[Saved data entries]
===============

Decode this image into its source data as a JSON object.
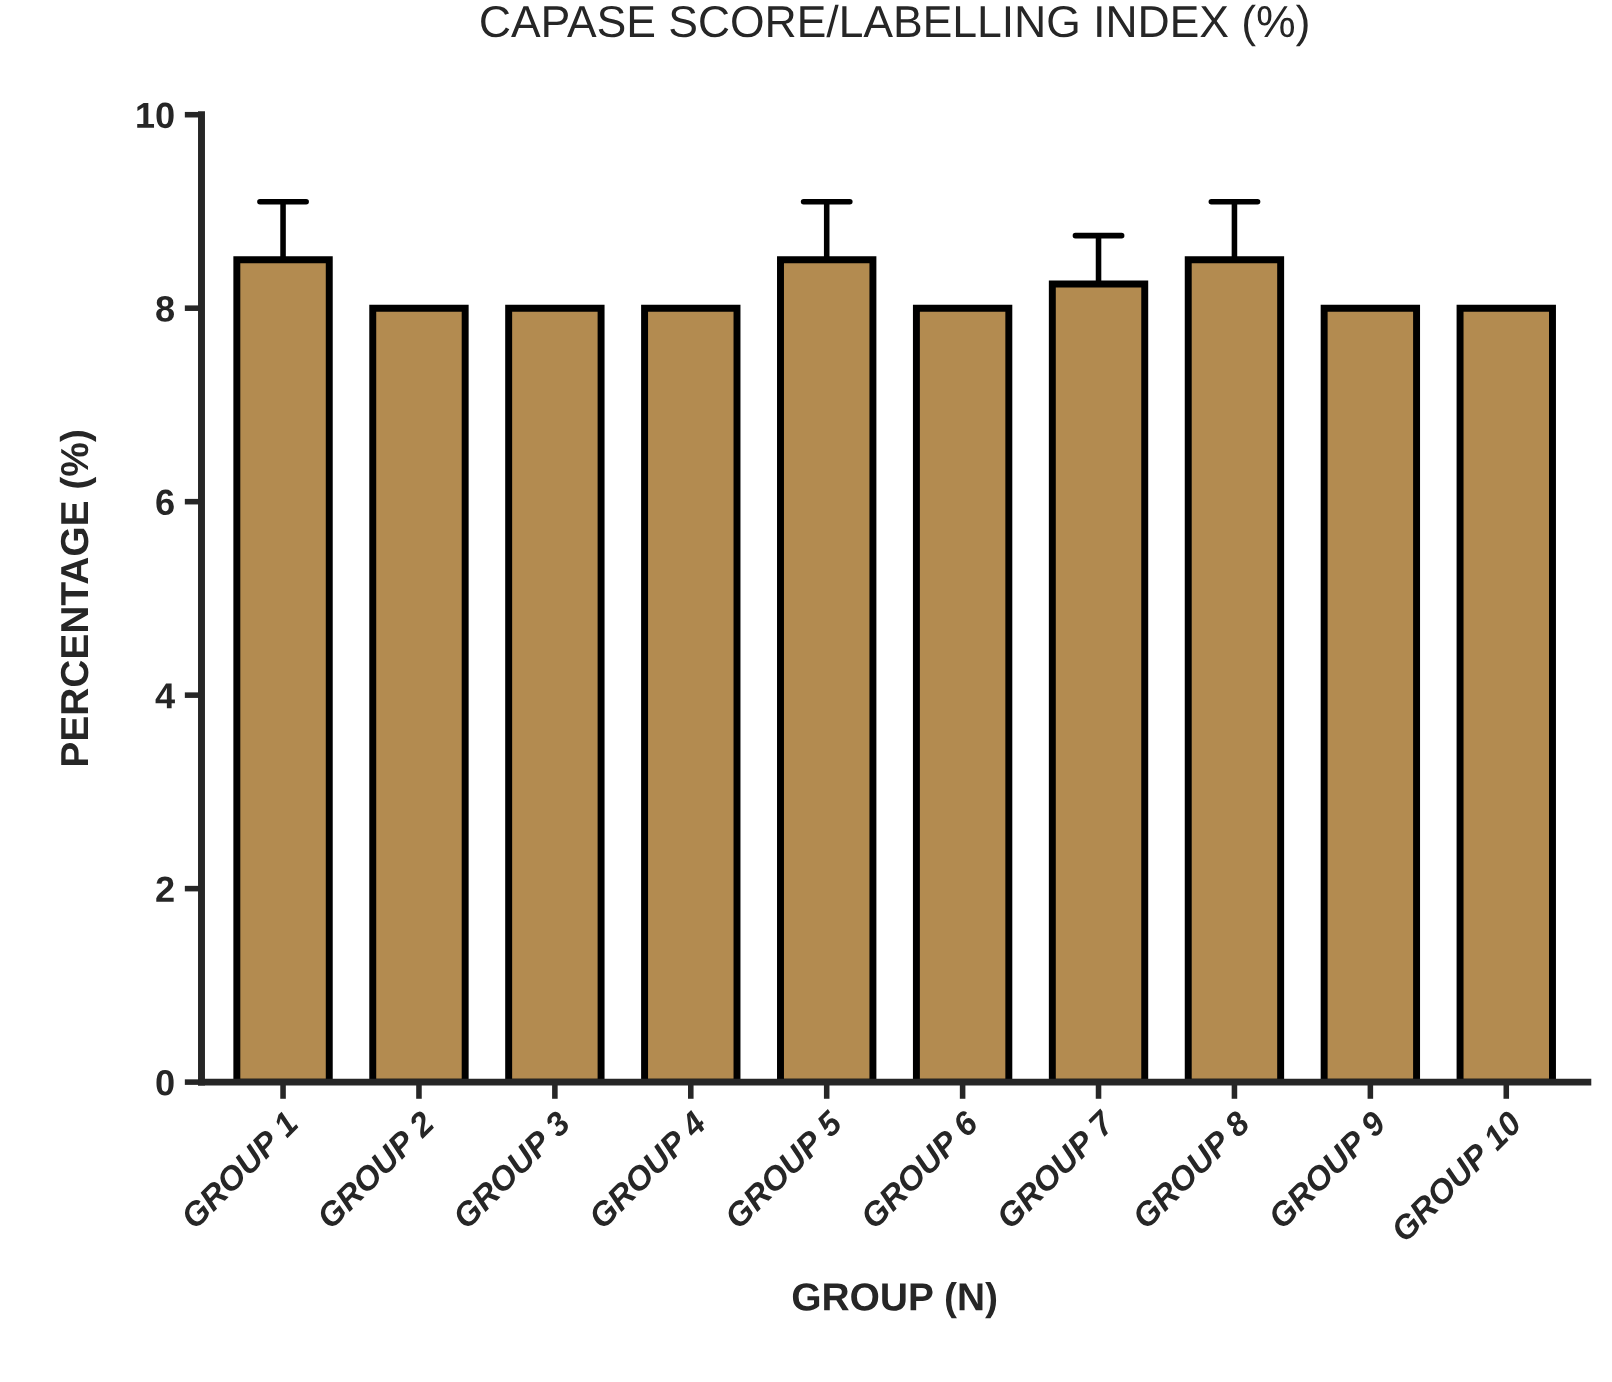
{
  "chart_data": {
    "type": "bar",
    "title": "CAPASE SCORE/LABELLING INDEX (%)",
    "xlabel": "GROUP (N)",
    "ylabel": "PERCENTAGE (%)",
    "categories": [
      "GROUP 1",
      "GROUP 2",
      "GROUP 3",
      "GROUP 4",
      "GROUP 5",
      "GROUP 6",
      "GROUP 7",
      "GROUP 8",
      "GROUP 9",
      "GROUP 10"
    ],
    "values": [
      8.5,
      8,
      8,
      8,
      8.5,
      8,
      8.25,
      8.5,
      8,
      8
    ],
    "errors": [
      [
        8.5,
        9.1
      ],
      null,
      null,
      null,
      [
        8.5,
        9.1
      ],
      null,
      [
        8.25,
        8.75
      ],
      [
        8.5,
        9.1
      ],
      null,
      null
    ],
    "color": "#b38b50",
    "ylim": [
      0,
      10
    ],
    "yticks": [
      0,
      2,
      4,
      6,
      8,
      10
    ],
    "grid": false
  }
}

===============

Task to carry out :: All of the data above should be quoted exactly, except for the pictures.

Full solution ::
Decode this image into its source data as a JSON object.
{
  "chart_data": {
    "type": "bar",
    "title": "CAPASE SCORE/LABELLING INDEX (%)",
    "xlabel": "GROUP (N)",
    "ylabel": "PERCENTAGE (%)",
    "categories": [
      "GROUP 1",
      "GROUP 2",
      "GROUP 3",
      "GROUP 4",
      "GROUP 5",
      "GROUP 6",
      "GROUP 7",
      "GROUP 8",
      "GROUP 9",
      "GROUP 10"
    ],
    "values": [
      8.5,
      8,
      8,
      8,
      8.5,
      8,
      8.25,
      8.5,
      8,
      8
    ],
    "errors": [
      [
        8.5,
        9.1
      ],
      null,
      null,
      null,
      [
        8.5,
        9.1
      ],
      null,
      [
        8.25,
        8.75
      ],
      [
        8.5,
        9.1
      ],
      null,
      null
    ],
    "color": "#b38b50",
    "ylim": [
      0,
      10
    ],
    "yticks": [
      0,
      2,
      4,
      6,
      8,
      10
    ],
    "grid": false
  }
}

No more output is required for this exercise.